#### [EXERCISE]
Count how many lines contain the word "VirtualBox". Please give only the number.

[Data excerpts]

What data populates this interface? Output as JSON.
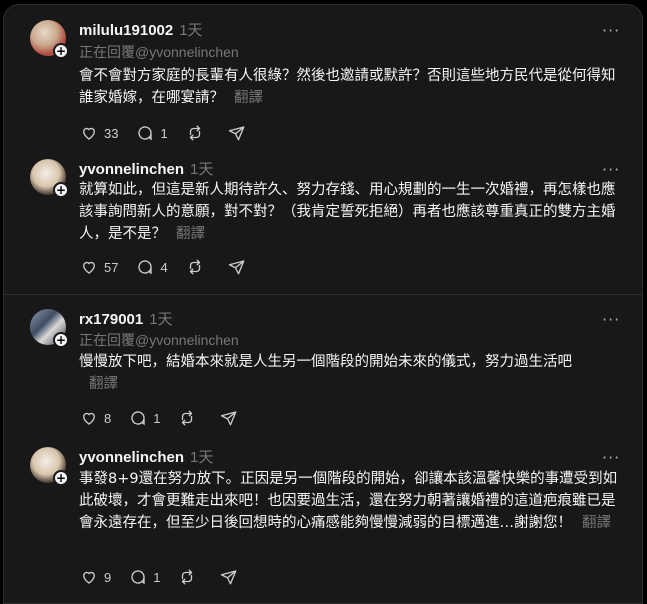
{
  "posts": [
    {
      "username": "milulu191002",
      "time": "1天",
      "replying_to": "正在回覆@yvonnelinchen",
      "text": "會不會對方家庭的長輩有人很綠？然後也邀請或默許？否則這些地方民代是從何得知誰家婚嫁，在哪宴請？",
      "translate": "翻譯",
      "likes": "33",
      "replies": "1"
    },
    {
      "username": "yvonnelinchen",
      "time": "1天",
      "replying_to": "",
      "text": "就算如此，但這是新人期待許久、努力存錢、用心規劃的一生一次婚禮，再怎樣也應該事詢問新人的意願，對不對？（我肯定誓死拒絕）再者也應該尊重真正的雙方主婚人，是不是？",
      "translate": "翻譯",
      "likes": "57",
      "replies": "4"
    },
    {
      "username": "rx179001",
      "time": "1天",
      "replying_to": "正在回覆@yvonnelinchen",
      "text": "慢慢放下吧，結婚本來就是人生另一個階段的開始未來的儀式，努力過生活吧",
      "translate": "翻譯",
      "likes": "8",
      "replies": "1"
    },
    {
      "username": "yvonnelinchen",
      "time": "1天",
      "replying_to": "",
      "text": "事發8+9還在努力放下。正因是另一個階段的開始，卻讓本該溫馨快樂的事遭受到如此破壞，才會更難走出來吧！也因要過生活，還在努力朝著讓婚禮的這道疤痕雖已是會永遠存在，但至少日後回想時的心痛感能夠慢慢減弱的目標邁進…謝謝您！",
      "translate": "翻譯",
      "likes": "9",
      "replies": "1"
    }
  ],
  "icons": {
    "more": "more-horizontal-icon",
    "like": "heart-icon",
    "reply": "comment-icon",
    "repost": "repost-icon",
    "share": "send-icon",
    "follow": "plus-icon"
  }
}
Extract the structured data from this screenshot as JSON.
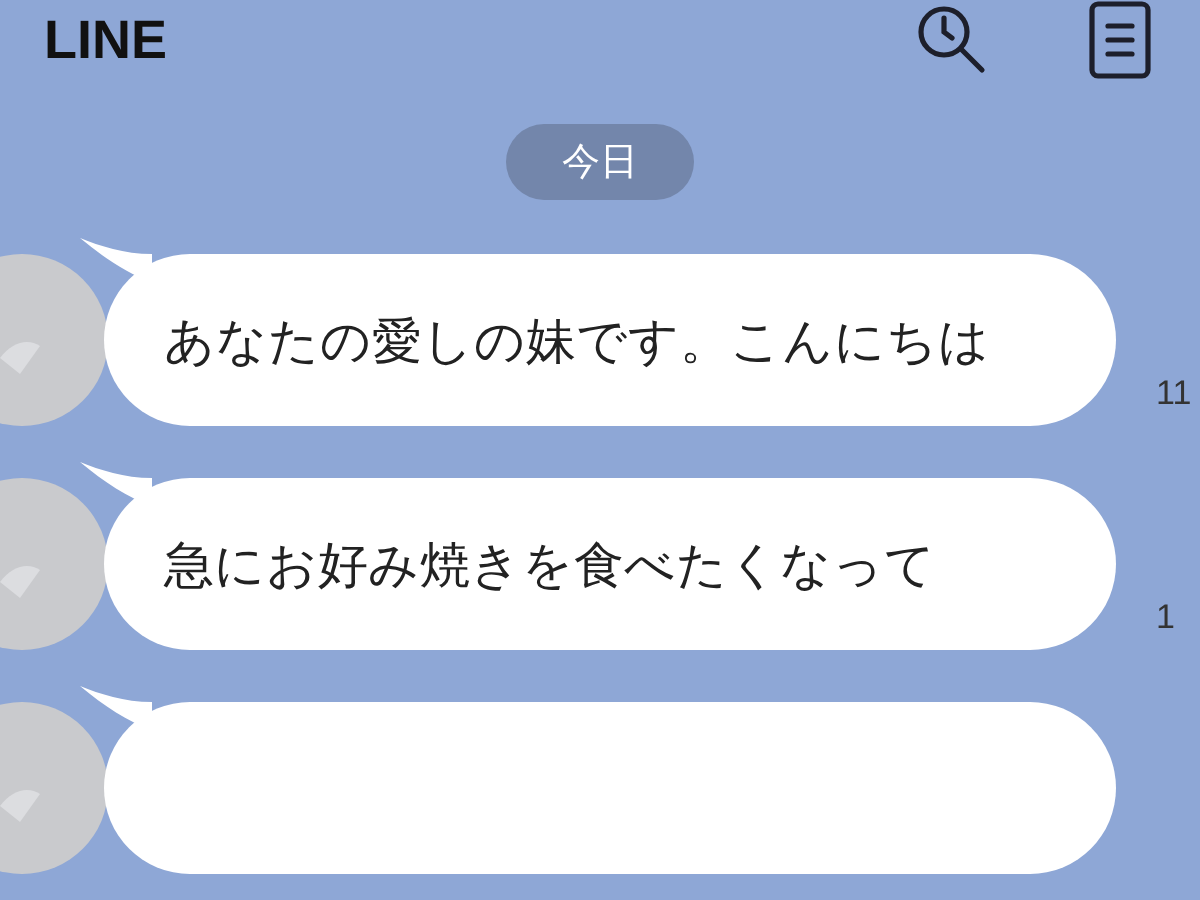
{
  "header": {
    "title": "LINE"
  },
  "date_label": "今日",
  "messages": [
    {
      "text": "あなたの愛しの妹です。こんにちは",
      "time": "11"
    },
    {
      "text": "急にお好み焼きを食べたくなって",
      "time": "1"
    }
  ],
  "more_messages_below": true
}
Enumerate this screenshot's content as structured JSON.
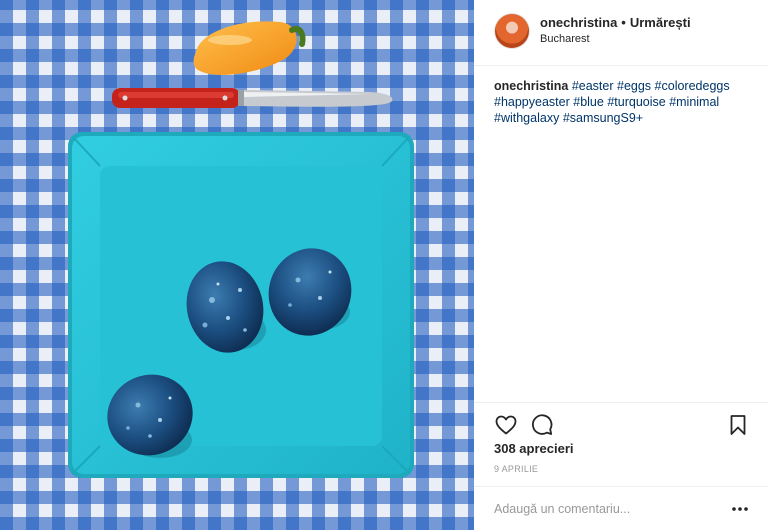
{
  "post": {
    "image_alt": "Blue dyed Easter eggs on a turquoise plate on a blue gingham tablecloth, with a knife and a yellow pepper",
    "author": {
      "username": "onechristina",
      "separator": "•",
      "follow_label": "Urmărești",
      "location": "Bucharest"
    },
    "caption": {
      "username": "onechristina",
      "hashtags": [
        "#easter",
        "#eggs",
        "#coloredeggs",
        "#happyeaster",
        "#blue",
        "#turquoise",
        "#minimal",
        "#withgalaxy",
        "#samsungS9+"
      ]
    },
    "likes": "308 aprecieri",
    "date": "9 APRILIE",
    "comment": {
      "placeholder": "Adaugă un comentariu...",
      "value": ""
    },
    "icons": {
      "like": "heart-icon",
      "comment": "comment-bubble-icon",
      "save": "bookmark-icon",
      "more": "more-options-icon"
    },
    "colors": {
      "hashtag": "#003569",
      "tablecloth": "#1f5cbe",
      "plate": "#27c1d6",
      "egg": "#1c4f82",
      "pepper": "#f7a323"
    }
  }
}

---

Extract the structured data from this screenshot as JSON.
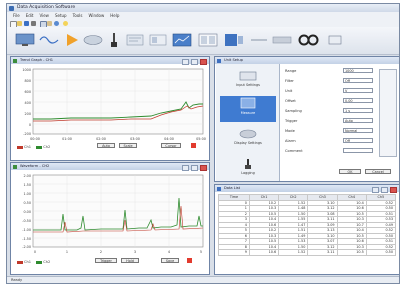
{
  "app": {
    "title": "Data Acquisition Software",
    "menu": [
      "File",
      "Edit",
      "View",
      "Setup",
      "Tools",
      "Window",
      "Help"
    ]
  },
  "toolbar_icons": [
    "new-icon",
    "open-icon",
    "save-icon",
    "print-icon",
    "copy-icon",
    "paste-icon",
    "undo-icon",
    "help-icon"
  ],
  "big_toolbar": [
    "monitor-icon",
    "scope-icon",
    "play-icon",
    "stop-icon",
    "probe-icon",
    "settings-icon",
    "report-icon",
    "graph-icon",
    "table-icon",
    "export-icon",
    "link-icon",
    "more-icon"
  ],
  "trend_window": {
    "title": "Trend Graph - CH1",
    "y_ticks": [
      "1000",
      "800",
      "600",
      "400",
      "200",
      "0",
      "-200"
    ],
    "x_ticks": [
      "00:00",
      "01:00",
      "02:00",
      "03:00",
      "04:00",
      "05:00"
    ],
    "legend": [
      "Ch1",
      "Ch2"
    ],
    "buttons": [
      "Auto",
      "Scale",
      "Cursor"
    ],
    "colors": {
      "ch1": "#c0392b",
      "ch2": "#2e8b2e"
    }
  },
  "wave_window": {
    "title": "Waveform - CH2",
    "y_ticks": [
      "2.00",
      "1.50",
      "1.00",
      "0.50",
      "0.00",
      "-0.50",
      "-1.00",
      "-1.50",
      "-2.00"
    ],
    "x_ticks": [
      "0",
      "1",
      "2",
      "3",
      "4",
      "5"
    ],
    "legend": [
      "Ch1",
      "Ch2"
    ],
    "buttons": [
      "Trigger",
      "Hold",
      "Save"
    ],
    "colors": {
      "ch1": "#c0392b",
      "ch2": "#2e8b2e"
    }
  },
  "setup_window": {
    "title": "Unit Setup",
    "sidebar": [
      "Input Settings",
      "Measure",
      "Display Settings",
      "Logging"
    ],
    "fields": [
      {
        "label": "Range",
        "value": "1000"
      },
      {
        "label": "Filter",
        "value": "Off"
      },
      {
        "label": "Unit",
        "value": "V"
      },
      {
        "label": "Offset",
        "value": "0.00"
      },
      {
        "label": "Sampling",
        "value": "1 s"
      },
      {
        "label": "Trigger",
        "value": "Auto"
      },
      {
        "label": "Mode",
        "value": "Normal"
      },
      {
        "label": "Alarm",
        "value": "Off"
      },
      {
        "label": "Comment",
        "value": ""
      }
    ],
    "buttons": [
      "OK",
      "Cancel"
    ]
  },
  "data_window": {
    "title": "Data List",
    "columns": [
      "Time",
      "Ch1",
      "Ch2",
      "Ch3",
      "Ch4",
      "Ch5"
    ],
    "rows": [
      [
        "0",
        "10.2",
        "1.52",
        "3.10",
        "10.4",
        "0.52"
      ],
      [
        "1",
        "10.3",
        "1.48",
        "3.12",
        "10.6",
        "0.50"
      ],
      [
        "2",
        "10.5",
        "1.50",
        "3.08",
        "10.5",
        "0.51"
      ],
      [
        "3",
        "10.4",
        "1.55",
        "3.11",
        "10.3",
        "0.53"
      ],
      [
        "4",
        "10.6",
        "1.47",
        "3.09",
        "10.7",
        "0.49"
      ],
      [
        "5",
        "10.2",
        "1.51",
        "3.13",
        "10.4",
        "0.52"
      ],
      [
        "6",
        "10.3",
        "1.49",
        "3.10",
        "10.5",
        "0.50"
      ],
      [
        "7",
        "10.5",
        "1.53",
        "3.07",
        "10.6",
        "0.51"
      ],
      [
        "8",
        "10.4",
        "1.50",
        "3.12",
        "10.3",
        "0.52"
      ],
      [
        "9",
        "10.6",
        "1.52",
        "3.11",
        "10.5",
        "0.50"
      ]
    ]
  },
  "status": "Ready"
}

---

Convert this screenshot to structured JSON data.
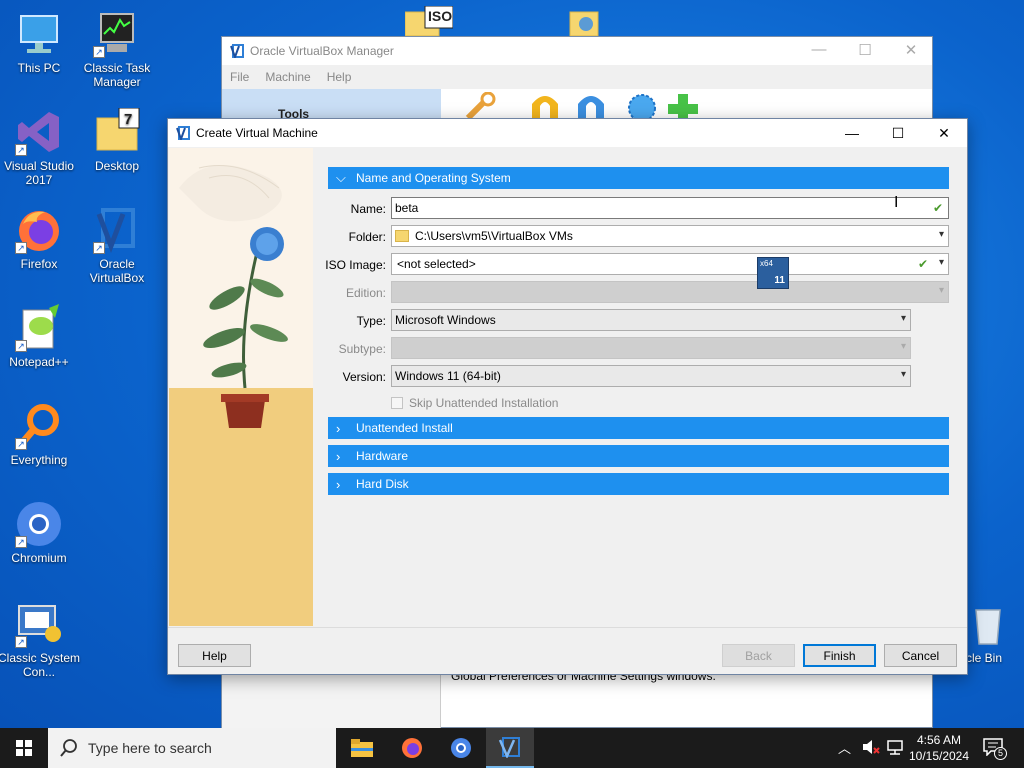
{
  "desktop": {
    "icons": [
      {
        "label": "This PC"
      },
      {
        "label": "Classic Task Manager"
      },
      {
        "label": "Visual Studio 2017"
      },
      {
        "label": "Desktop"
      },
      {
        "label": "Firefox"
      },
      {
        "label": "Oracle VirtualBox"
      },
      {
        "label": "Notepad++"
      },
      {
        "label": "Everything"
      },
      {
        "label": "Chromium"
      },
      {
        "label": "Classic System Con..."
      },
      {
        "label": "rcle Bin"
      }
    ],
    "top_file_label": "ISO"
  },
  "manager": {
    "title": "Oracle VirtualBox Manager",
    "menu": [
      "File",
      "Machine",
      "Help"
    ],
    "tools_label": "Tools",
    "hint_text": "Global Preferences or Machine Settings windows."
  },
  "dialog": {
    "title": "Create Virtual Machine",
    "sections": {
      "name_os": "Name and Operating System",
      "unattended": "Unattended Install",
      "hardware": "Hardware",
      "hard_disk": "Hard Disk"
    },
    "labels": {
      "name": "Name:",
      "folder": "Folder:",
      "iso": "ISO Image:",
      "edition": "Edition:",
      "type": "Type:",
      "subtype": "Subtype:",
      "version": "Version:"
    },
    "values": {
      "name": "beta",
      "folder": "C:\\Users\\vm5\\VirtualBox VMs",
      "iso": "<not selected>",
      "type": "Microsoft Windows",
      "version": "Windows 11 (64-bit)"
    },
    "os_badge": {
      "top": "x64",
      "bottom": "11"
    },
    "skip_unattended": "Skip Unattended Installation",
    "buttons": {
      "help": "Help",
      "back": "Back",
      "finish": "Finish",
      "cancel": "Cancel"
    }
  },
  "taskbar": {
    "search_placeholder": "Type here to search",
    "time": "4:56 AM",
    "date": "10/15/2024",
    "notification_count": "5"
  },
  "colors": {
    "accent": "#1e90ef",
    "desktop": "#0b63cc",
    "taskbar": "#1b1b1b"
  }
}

#### [FINISHED TASK]
3